--- Begin ---

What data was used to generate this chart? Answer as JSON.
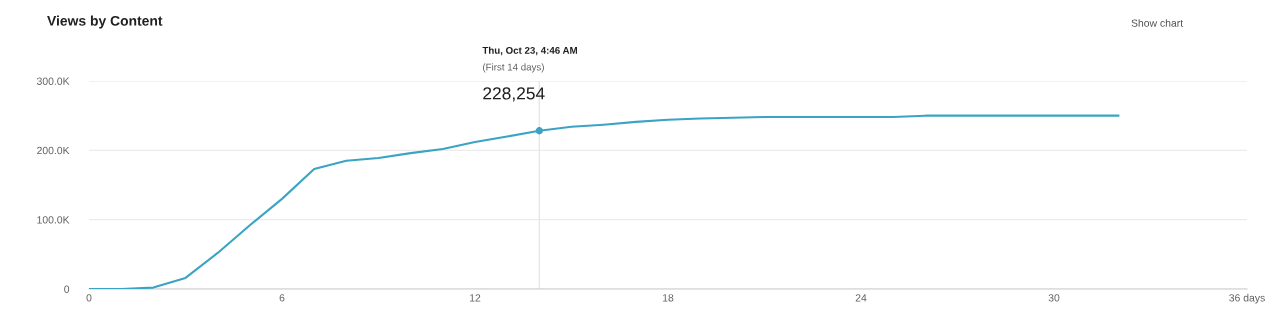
{
  "chart_data": {
    "type": "line",
    "title": "Views by Content",
    "x": [
      0,
      1,
      2,
      3,
      4,
      5,
      6,
      7,
      8,
      9,
      10,
      11,
      12,
      13,
      14,
      15,
      16,
      17,
      18,
      19,
      20,
      21,
      22,
      23,
      24,
      25,
      26,
      27,
      28,
      29,
      30,
      31,
      32
    ],
    "series": [
      {
        "color": "#3ba3c4",
        "marker": "none",
        "values": [
          0,
          0,
          2000,
          16000,
          52000,
          92000,
          130000,
          173000,
          185000,
          189000,
          196000,
          202000,
          212000,
          220000,
          228254,
          234000,
          237000,
          241000,
          244000,
          246000,
          247000,
          248000,
          248000,
          248000,
          248000,
          248000,
          250000,
          250000,
          250000,
          250000,
          250000,
          250000,
          250000
        ]
      },
      {
        "type": "scatter",
        "color": "#3ba3c4",
        "marker": "circle",
        "x": [
          14
        ],
        "values": [
          228254
        ]
      }
    ],
    "xlim": [
      0,
      36
    ],
    "xticks": [
      0,
      6,
      12,
      18,
      24,
      30,
      {
        "value": 36,
        "label": "36 days"
      }
    ],
    "ylim": [
      0,
      300000
    ],
    "yticks": [
      {
        "value": 0,
        "label": "0"
      },
      {
        "value": 100000,
        "label": "100.0K"
      },
      {
        "value": 200000,
        "label": "200.0K"
      },
      {
        "value": 300000,
        "label": "300.0K"
      }
    ],
    "grid": "y",
    "legend": false,
    "ref_lines": [
      {
        "axis": "x",
        "value": 14,
        "color": "#e6e6e6"
      }
    ],
    "annotations": [
      "Thu, Oct 23, 4:46 AM",
      "(First 14 days)",
      "228,254",
      "Show chart"
    ]
  }
}
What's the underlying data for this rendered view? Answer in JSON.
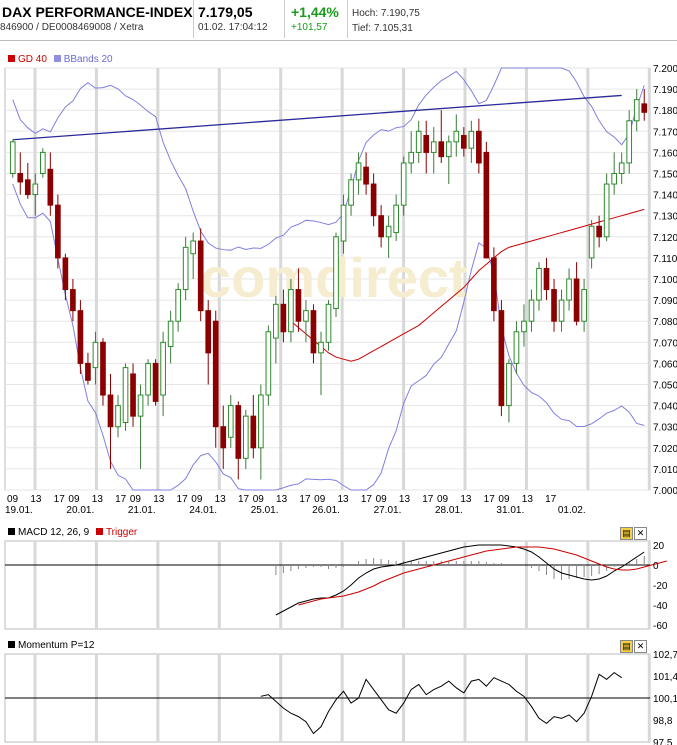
{
  "header": {
    "title": "DAX PERFORMANCE-INDEX",
    "ident": "846900 / DE0008469008 / Xetra",
    "price": "7.179,05",
    "datetime": "01.02. 17:04:12",
    "change_pct": "+1,44%",
    "change_abs": "+101,57",
    "high": "Hoch: 7.190,75",
    "low": "Tief: 7.105,31"
  },
  "main_chart": {
    "legend": [
      {
        "label": "GD 40",
        "color": "#cc0000"
      },
      {
        "label": "BBands 20",
        "color": "#8080e0"
      }
    ],
    "watermark": "comdirect",
    "y_ticks": [
      "7.200",
      "7.190",
      "7.180",
      "7.170",
      "7.160",
      "7.150",
      "7.140",
      "7.130",
      "7.120",
      "7.110",
      "7.100",
      "7.090",
      "7.080",
      "7.070",
      "7.060",
      "7.050",
      "7.040",
      "7.030",
      "7.020",
      "7.010",
      "7.000"
    ],
    "hour_ticks": [
      "09",
      "13",
      "17",
      "09",
      "13",
      "17",
      "09",
      "13",
      "17",
      "09",
      "13",
      "17",
      "09",
      "13",
      "17",
      "09",
      "13",
      "17",
      "09",
      "13",
      "17",
      "09",
      "13",
      "17",
      "09",
      "13",
      "17"
    ],
    "date_ticks": [
      "19.01.",
      "20.01.",
      "21.01.",
      "24.01.",
      "25.01.",
      "26.01.",
      "27.01.",
      "28.01.",
      "31.01.",
      "01.02."
    ]
  },
  "macd_panel": {
    "legend": "MACD 12, 26, 9",
    "trigger": "Trigger",
    "y_ticks": [
      "20",
      "0",
      "-20",
      "-40",
      "-60"
    ]
  },
  "momentum_panel": {
    "legend": "Momentum P=12",
    "y_ticks": [
      "102,7",
      "101,4",
      "100,1",
      "98,8",
      "97,5"
    ]
  },
  "chart_data": {
    "type": "candlestick",
    "ylim": [
      7000,
      7200
    ],
    "candles": [
      {
        "o": 7150,
        "h": 7166,
        "l": 7148,
        "c": 7165
      },
      {
        "o": 7150,
        "h": 7160,
        "l": 7140,
        "c": 7146
      },
      {
        "o": 7147,
        "h": 7155,
        "l": 7138,
        "c": 7140
      },
      {
        "o": 7140,
        "h": 7150,
        "l": 7130,
        "c": 7145
      },
      {
        "o": 7150,
        "h": 7162,
        "l": 7148,
        "c": 7160
      },
      {
        "o": 7152,
        "h": 7160,
        "l": 7130,
        "c": 7135
      },
      {
        "o": 7135,
        "h": 7140,
        "l": 7105,
        "c": 7110
      },
      {
        "o": 7110,
        "h": 7112,
        "l": 7090,
        "c": 7095
      },
      {
        "o": 7095,
        "h": 7100,
        "l": 7080,
        "c": 7085
      },
      {
        "o": 7085,
        "h": 7090,
        "l": 7055,
        "c": 7060
      },
      {
        "o": 7060,
        "h": 7065,
        "l": 7050,
        "c": 7052
      },
      {
        "o": 7058,
        "h": 7075,
        "l": 7050,
        "c": 7070
      },
      {
        "o": 7070,
        "h": 7072,
        "l": 7040,
        "c": 7045
      },
      {
        "o": 7045,
        "h": 7055,
        "l": 7010,
        "c": 7030
      },
      {
        "o": 7030,
        "h": 7045,
        "l": 7025,
        "c": 7040
      },
      {
        "o": 7032,
        "h": 7060,
        "l": 7028,
        "c": 7058
      },
      {
        "o": 7055,
        "h": 7060,
        "l": 7030,
        "c": 7035
      },
      {
        "o": 7035,
        "h": 7050,
        "l": 7010,
        "c": 7045
      },
      {
        "o": 7045,
        "h": 7062,
        "l": 7040,
        "c": 7060
      },
      {
        "o": 7060,
        "h": 7062,
        "l": 7040,
        "c": 7042
      },
      {
        "o": 7045,
        "h": 7075,
        "l": 7035,
        "c": 7070
      },
      {
        "o": 7068,
        "h": 7085,
        "l": 7060,
        "c": 7080
      },
      {
        "o": 7080,
        "h": 7098,
        "l": 7075,
        "c": 7095
      },
      {
        "o": 7095,
        "h": 7120,
        "l": 7090,
        "c": 7115
      },
      {
        "o": 7112,
        "h": 7122,
        "l": 7100,
        "c": 7118
      },
      {
        "o": 7118,
        "h": 7124,
        "l": 7080,
        "c": 7085
      },
      {
        "o": 7085,
        "h": 7090,
        "l": 7050,
        "c": 7065
      },
      {
        "o": 7080,
        "h": 7085,
        "l": 7020,
        "c": 7030
      },
      {
        "o": 7030,
        "h": 7040,
        "l": 7010,
        "c": 7020
      },
      {
        "o": 7025,
        "h": 7045,
        "l": 7020,
        "c": 7040
      },
      {
        "o": 7040,
        "h": 7042,
        "l": 7005,
        "c": 7015
      },
      {
        "o": 7015,
        "h": 7038,
        "l": 7010,
        "c": 7035
      },
      {
        "o": 7035,
        "h": 7045,
        "l": 7015,
        "c": 7020
      },
      {
        "o": 7020,
        "h": 7050,
        "l": 7005,
        "c": 7045
      },
      {
        "o": 7045,
        "h": 7078,
        "l": 7040,
        "c": 7075
      },
      {
        "o": 7072,
        "h": 7092,
        "l": 7060,
        "c": 7088
      },
      {
        "o": 7088,
        "h": 7095,
        "l": 7070,
        "c": 7075
      },
      {
        "o": 7075,
        "h": 7100,
        "l": 7070,
        "c": 7095
      },
      {
        "o": 7095,
        "h": 7105,
        "l": 7075,
        "c": 7080
      },
      {
        "o": 7080,
        "h": 7090,
        "l": 7070,
        "c": 7085
      },
      {
        "o": 7085,
        "h": 7088,
        "l": 7060,
        "c": 7065
      },
      {
        "o": 7065,
        "h": 7075,
        "l": 7045,
        "c": 7070
      },
      {
        "o": 7070,
        "h": 7090,
        "l": 7066,
        "c": 7088
      },
      {
        "o": 7086,
        "h": 7122,
        "l": 7082,
        "c": 7120
      },
      {
        "o": 7118,
        "h": 7140,
        "l": 7112,
        "c": 7135
      },
      {
        "o": 7135,
        "h": 7150,
        "l": 7130,
        "c": 7147
      },
      {
        "o": 7147,
        "h": 7160,
        "l": 7140,
        "c": 7155
      },
      {
        "o": 7153,
        "h": 7160,
        "l": 7140,
        "c": 7145
      },
      {
        "o": 7145,
        "h": 7150,
        "l": 7125,
        "c": 7130
      },
      {
        "o": 7130,
        "h": 7135,
        "l": 7115,
        "c": 7120
      },
      {
        "o": 7120,
        "h": 7130,
        "l": 7110,
        "c": 7125
      },
      {
        "o": 7122,
        "h": 7140,
        "l": 7118,
        "c": 7135
      },
      {
        "o": 7135,
        "h": 7158,
        "l": 7130,
        "c": 7155
      },
      {
        "o": 7155,
        "h": 7170,
        "l": 7150,
        "c": 7160
      },
      {
        "o": 7160,
        "h": 7175,
        "l": 7155,
        "c": 7170
      },
      {
        "o": 7168,
        "h": 7175,
        "l": 7150,
        "c": 7160
      },
      {
        "o": 7160,
        "h": 7172,
        "l": 7150,
        "c": 7165
      },
      {
        "o": 7165,
        "h": 7180,
        "l": 7155,
        "c": 7158
      },
      {
        "o": 7158,
        "h": 7168,
        "l": 7145,
        "c": 7165
      },
      {
        "o": 7165,
        "h": 7178,
        "l": 7158,
        "c": 7170
      },
      {
        "o": 7168,
        "h": 7172,
        "l": 7158,
        "c": 7162
      },
      {
        "o": 7162,
        "h": 7175,
        "l": 7155,
        "c": 7170
      },
      {
        "o": 7170,
        "h": 7176,
        "l": 7150,
        "c": 7155
      },
      {
        "o": 7160,
        "h": 7165,
        "l": 7110,
        "c": 7110
      },
      {
        "o": 7110,
        "h": 7115,
        "l": 7080,
        "c": 7085
      },
      {
        "o": 7085,
        "h": 7090,
        "l": 7035,
        "c": 7040
      },
      {
        "o": 7040,
        "h": 7062,
        "l": 7032,
        "c": 7060
      },
      {
        "o": 7060,
        "h": 7080,
        "l": 7055,
        "c": 7075
      },
      {
        "o": 7075,
        "h": 7088,
        "l": 7068,
        "c": 7080
      },
      {
        "o": 7080,
        "h": 7095,
        "l": 7075,
        "c": 7090
      },
      {
        "o": 7090,
        "h": 7108,
        "l": 7085,
        "c": 7105
      },
      {
        "o": 7105,
        "h": 7110,
        "l": 7090,
        "c": 7095
      },
      {
        "o": 7095,
        "h": 7100,
        "l": 7075,
        "c": 7080
      },
      {
        "o": 7080,
        "h": 7095,
        "l": 7075,
        "c": 7090
      },
      {
        "o": 7090,
        "h": 7105,
        "l": 7085,
        "c": 7100
      },
      {
        "o": 7100,
        "h": 7108,
        "l": 7078,
        "c": 7080
      },
      {
        "o": 7080,
        "h": 7100,
        "l": 7075,
        "c": 7095
      },
      {
        "o": 7110,
        "h": 7128,
        "l": 7105,
        "c": 7125
      },
      {
        "o": 7125,
        "h": 7130,
        "l": 7115,
        "c": 7120
      },
      {
        "o": 7120,
        "h": 7150,
        "l": 7118,
        "c": 7145
      },
      {
        "o": 7145,
        "h": 7160,
        "l": 7140,
        "c": 7150
      },
      {
        "o": 7150,
        "h": 7160,
        "l": 7145,
        "c": 7155
      },
      {
        "o": 7155,
        "h": 7180,
        "l": 7150,
        "c": 7175
      },
      {
        "o": 7175,
        "h": 7190,
        "l": 7170,
        "c": 7185
      },
      {
        "o": 7183,
        "h": 7190,
        "l": 7175,
        "c": 7179
      }
    ],
    "gd40": [
      7080,
      7077,
      7074,
      7071,
      7068,
      7065,
      7063,
      7062,
      7061,
      7062,
      7064,
      7066,
      7068,
      7070,
      7072,
      7074,
      7076,
      7078,
      7081,
      7084,
      7087,
      7090,
      7093,
      7096,
      7100,
      7104,
      7107,
      7110,
      7113,
      7115,
      7116,
      7117,
      7118,
      7119,
      7120,
      7121,
      7122,
      7123,
      7124,
      7125,
      7126,
      7127,
      7128,
      7129,
      7130,
      7131,
      7132,
      7133
    ],
    "trendline": [
      [
        0,
        7166
      ],
      [
        81,
        7187
      ]
    ],
    "macd": [
      -50,
      -46,
      -42,
      -38,
      -36,
      -34,
      -33,
      -33,
      -30,
      -26,
      -20,
      -13,
      -8,
      -4,
      -2,
      -1,
      0,
      2,
      4,
      6,
      8,
      10,
      12,
      14,
      16,
      18,
      19,
      20,
      20,
      20,
      20,
      19,
      18,
      16,
      13,
      8,
      2,
      -4,
      -8,
      -10,
      -12,
      -14,
      -15,
      -14,
      -11,
      -6,
      -2,
      3,
      8,
      13
    ],
    "trigger": [
      -40,
      -38,
      -36,
      -34,
      -33,
      -32,
      -31,
      -29,
      -27,
      -24,
      -21,
      -17,
      -14,
      -11,
      -8,
      -6,
      -4,
      -2,
      0,
      2,
      4,
      6,
      8,
      10,
      12,
      14,
      15,
      16,
      17,
      18,
      18,
      18,
      18,
      17,
      16,
      14,
      12,
      10,
      7,
      4,
      1,
      -2,
      -4,
      -5,
      -5,
      -4,
      -2,
      0,
      2,
      4
    ],
    "momentum": [
      100.2,
      100.3,
      99.9,
      99.5,
      99.2,
      99.0,
      98.7,
      98.0,
      98.4,
      99.3,
      100.0,
      100.5,
      99.8,
      100.1,
      101.2,
      100.6,
      100.0,
      99.4,
      99.2,
      99.8,
      100.6,
      100.9,
      100.3,
      100.6,
      100.8,
      101.1,
      100.7,
      100.4,
      101.1,
      101.2,
      100.8,
      101.3,
      101.1,
      100.9,
      100.5,
      100.2,
      99.6,
      98.9,
      98.6,
      99.0,
      98.9,
      99.1,
      98.7,
      99.2,
      100.2,
      101.5,
      101.2,
      101.6,
      101.3
    ]
  }
}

--- End ---

# REQUIRED WORK
Copy and report every line where the word "type" is present.

# TASK ANSWER
    "type": "line",
        "type": "scatter",
    "type": "candlestick",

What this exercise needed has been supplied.